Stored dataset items
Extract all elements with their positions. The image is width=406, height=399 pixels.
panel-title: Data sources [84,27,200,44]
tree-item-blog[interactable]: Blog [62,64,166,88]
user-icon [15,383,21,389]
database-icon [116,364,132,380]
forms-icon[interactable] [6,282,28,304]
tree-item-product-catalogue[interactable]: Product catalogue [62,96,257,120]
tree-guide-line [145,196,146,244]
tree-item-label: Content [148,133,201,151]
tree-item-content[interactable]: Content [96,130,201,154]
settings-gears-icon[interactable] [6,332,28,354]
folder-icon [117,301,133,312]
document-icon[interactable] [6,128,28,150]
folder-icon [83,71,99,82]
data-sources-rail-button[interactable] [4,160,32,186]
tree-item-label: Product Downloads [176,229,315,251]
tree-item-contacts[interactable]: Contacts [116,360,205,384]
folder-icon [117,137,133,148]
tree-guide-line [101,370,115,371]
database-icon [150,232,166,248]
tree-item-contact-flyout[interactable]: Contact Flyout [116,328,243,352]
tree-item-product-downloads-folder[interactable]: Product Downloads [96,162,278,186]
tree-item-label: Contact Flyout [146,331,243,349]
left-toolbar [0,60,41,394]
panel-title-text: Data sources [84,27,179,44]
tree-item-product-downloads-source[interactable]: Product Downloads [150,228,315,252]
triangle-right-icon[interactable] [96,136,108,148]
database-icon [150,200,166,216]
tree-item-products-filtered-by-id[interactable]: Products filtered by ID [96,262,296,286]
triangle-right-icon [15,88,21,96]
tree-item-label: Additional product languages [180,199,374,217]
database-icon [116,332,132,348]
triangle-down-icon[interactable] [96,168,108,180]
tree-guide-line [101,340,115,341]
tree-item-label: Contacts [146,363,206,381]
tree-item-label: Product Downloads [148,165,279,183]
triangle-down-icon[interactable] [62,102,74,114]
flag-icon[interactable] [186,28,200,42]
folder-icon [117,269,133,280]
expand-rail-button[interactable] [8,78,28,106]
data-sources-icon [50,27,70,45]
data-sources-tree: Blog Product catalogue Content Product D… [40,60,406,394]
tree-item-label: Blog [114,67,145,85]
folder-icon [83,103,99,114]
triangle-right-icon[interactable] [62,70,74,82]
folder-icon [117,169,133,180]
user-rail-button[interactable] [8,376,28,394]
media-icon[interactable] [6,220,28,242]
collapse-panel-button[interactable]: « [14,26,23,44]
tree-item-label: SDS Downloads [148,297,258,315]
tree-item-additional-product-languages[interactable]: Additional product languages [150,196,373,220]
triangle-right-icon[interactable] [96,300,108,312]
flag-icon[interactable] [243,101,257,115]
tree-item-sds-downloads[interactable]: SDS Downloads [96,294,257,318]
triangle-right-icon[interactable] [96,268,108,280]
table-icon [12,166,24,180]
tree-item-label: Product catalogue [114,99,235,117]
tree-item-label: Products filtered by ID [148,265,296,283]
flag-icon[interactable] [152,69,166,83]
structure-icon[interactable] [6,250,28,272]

REQUIREMENTS: State how many lines of the material contain the string "label".

RESPONSE TO THIS EXERCISE: 10